** begin Records shown **

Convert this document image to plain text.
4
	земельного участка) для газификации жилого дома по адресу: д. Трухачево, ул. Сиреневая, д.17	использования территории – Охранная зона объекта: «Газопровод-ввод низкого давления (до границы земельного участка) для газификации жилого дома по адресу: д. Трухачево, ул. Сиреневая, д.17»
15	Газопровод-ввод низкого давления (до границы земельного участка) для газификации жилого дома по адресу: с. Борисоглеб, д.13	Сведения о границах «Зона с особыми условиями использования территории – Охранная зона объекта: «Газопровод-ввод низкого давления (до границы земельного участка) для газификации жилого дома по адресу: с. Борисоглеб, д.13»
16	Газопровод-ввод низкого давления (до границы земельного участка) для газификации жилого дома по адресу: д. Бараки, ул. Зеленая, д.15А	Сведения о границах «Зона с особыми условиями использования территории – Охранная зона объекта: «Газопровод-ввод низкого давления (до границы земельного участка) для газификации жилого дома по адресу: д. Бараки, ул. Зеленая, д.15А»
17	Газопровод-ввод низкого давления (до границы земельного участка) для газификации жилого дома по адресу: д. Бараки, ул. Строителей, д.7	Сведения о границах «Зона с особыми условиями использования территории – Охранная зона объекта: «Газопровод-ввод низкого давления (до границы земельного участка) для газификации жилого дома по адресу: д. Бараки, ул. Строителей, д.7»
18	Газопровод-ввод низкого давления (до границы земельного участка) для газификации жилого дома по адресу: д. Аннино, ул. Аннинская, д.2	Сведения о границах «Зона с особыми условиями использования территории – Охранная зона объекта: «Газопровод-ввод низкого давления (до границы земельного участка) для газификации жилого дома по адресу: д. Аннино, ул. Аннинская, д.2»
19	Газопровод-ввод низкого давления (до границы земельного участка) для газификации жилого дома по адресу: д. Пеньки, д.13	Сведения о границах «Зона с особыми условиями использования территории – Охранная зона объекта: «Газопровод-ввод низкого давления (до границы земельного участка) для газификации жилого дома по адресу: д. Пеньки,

** end Records shown **

Requirement: Only a number is wanted: how many lines above include "Бараки"?

The reply: 2